■ MATERIAL FOR THIS EXERCISE ■
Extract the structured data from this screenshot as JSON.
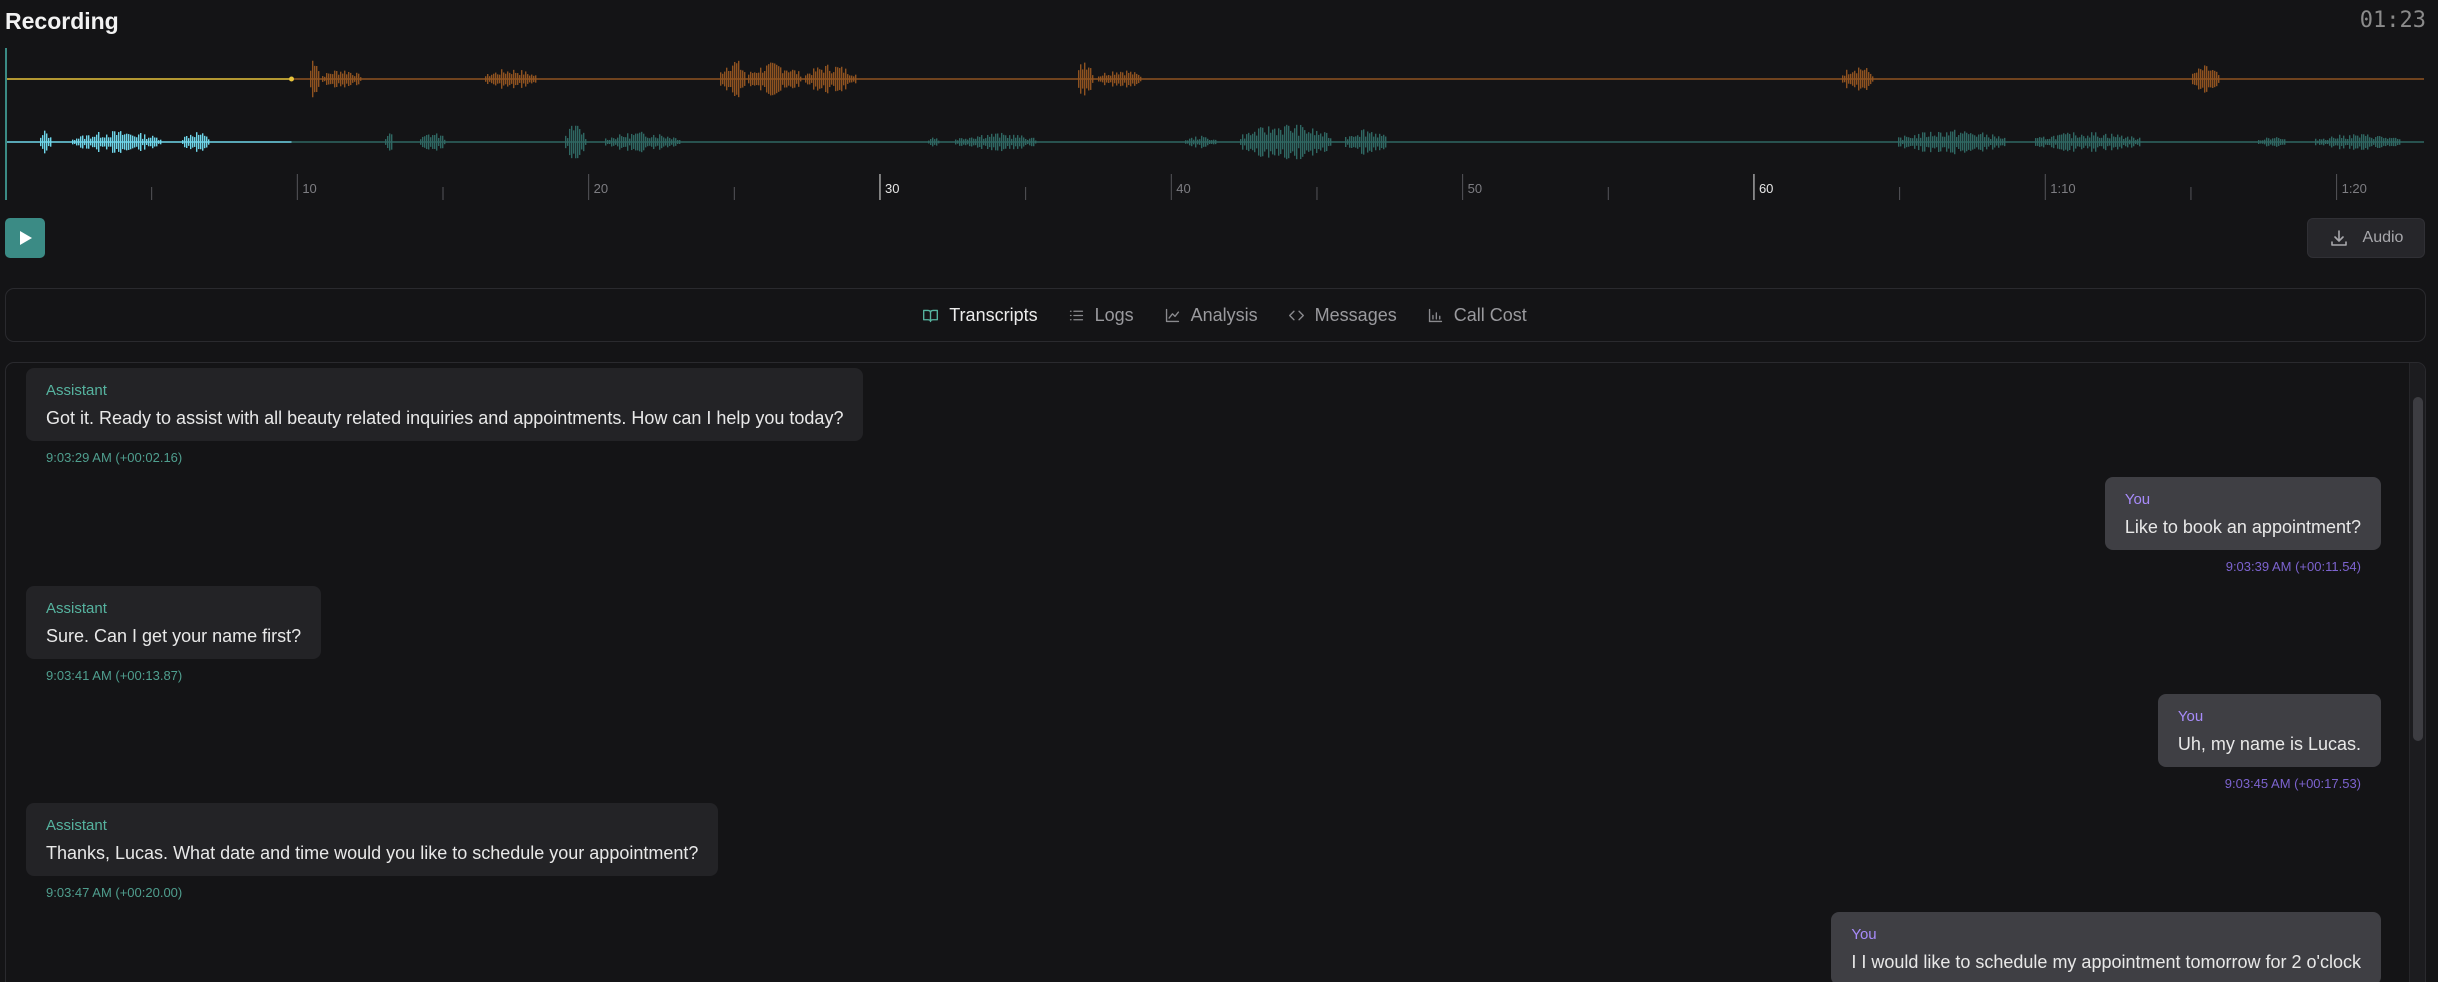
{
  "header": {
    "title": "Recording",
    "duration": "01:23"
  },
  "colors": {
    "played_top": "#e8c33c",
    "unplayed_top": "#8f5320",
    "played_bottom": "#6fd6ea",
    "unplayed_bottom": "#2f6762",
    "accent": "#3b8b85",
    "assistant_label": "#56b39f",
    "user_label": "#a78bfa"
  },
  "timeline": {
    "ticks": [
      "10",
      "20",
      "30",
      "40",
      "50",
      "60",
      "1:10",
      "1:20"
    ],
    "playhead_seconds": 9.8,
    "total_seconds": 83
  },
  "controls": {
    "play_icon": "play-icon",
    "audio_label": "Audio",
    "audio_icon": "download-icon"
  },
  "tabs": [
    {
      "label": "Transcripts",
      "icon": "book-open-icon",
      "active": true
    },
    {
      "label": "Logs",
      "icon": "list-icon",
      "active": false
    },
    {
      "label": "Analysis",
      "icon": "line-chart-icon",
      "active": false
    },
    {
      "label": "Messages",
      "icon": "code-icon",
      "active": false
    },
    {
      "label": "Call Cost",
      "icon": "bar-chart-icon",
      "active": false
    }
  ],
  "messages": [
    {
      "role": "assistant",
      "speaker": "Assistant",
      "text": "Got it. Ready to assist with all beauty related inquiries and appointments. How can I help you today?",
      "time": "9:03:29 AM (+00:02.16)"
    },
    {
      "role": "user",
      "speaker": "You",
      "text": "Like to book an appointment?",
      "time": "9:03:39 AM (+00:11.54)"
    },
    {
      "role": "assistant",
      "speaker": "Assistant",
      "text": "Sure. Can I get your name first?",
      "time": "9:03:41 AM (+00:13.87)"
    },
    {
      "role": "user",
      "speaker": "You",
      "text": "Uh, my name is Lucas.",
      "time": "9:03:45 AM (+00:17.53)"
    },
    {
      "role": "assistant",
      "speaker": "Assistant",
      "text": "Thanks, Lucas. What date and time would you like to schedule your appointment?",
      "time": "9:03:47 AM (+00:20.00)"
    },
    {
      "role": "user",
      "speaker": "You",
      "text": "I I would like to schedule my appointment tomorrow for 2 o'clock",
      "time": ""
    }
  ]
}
---
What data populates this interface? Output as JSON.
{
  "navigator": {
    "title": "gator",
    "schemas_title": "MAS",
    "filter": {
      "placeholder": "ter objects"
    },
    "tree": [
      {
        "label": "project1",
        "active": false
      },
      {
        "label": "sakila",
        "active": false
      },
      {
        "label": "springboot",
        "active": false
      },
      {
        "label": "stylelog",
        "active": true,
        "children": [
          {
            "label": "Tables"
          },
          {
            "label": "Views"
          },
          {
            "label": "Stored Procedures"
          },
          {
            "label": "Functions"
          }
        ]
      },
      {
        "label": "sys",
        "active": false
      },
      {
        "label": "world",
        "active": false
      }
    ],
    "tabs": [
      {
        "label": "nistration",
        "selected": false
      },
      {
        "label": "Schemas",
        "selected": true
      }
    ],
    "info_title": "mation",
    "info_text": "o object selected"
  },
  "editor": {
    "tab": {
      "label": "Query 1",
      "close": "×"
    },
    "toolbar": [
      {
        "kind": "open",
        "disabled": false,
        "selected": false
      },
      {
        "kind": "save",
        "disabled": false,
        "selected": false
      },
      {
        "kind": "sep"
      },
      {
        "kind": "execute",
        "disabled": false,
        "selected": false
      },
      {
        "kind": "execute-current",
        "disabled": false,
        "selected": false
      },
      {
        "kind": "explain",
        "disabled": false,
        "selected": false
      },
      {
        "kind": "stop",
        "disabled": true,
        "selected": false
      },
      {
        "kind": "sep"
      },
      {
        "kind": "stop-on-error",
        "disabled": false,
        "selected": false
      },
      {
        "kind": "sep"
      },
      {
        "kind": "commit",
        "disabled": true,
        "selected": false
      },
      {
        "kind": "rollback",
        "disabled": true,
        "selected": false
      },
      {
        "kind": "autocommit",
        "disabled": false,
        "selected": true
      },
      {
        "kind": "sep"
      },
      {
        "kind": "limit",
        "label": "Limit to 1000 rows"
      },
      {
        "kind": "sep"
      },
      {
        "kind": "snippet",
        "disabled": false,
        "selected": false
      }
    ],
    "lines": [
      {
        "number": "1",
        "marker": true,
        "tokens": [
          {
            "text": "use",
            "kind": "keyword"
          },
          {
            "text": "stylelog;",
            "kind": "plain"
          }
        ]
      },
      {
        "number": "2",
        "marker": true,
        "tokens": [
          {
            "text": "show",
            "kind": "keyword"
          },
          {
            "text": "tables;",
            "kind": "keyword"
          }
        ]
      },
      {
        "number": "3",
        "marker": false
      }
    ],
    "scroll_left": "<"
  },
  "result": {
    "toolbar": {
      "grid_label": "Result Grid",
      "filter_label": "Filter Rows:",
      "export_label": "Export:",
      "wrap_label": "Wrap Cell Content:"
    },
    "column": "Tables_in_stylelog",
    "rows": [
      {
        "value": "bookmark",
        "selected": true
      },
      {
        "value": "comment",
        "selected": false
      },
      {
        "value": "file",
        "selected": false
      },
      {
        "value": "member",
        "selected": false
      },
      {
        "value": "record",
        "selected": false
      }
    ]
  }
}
...
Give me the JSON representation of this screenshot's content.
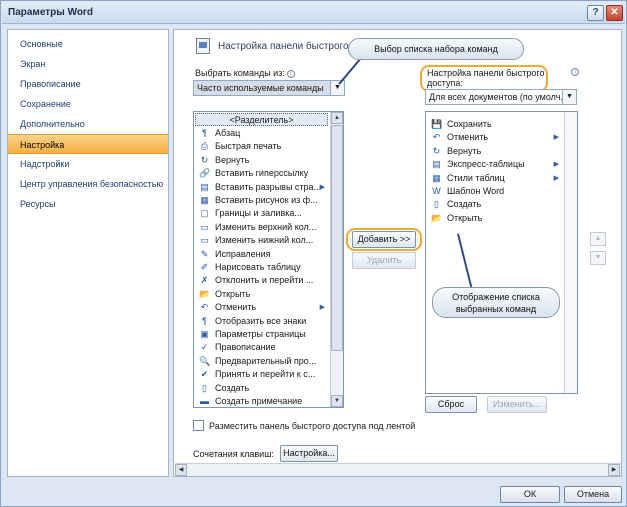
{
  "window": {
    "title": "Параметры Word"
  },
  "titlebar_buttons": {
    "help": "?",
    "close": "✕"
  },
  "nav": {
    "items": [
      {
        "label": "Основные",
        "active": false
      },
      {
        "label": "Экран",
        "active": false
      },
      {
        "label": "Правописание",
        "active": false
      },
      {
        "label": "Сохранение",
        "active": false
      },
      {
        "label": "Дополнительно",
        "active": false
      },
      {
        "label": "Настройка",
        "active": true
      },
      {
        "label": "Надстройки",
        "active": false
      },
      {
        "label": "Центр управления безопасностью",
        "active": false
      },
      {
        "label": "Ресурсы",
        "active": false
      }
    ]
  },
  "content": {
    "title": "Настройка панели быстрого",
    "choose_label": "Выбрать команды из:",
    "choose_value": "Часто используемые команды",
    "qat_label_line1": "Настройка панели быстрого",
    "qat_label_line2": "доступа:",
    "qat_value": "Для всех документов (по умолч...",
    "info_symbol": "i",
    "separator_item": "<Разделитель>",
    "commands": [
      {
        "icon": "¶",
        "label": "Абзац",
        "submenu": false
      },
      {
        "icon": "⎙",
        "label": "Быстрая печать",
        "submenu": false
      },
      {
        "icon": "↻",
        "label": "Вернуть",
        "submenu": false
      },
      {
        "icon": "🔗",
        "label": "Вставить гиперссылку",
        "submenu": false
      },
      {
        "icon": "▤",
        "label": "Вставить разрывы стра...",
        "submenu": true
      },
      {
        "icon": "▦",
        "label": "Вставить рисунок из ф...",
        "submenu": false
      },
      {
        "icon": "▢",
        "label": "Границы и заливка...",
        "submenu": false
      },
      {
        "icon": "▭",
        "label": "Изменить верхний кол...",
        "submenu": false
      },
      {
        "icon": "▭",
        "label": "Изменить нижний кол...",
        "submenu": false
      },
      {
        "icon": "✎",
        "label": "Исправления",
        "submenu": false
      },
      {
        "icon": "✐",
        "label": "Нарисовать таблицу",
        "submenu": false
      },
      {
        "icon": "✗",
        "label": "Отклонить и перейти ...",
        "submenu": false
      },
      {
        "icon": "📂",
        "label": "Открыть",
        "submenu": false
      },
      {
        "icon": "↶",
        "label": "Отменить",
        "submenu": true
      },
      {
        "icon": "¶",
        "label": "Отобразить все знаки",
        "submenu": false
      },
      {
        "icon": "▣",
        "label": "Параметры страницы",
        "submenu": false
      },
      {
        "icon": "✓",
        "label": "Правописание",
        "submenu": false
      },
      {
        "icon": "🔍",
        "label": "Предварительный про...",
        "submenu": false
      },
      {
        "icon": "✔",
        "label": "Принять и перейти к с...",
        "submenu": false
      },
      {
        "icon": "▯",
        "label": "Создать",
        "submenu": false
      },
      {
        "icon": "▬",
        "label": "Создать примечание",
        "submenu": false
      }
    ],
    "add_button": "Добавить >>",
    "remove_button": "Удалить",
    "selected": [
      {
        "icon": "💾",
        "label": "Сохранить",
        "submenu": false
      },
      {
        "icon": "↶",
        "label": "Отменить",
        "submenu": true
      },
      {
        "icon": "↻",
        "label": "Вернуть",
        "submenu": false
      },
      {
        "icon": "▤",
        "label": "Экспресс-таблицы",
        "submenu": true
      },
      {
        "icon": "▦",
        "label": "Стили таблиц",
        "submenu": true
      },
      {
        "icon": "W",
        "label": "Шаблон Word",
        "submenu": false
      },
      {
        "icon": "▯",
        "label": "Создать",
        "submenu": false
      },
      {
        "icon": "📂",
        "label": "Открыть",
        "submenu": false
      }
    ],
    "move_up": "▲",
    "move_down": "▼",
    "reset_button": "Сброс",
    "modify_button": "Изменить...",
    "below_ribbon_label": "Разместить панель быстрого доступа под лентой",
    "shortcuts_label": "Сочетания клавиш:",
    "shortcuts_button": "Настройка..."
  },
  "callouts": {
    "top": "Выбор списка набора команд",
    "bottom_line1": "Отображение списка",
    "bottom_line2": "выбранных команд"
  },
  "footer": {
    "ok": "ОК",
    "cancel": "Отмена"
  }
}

■ WHAT TO DO ■
Find the lines containing "Настройка" and list every one of them.

■ PROBLEM SOLUTION ■
        "label": "Настройка",
    "title": "Настройка панели быстрого",
    "qat_label_line1": "Настройка панели быстрого",
    "shortcuts_button": "Настройка..."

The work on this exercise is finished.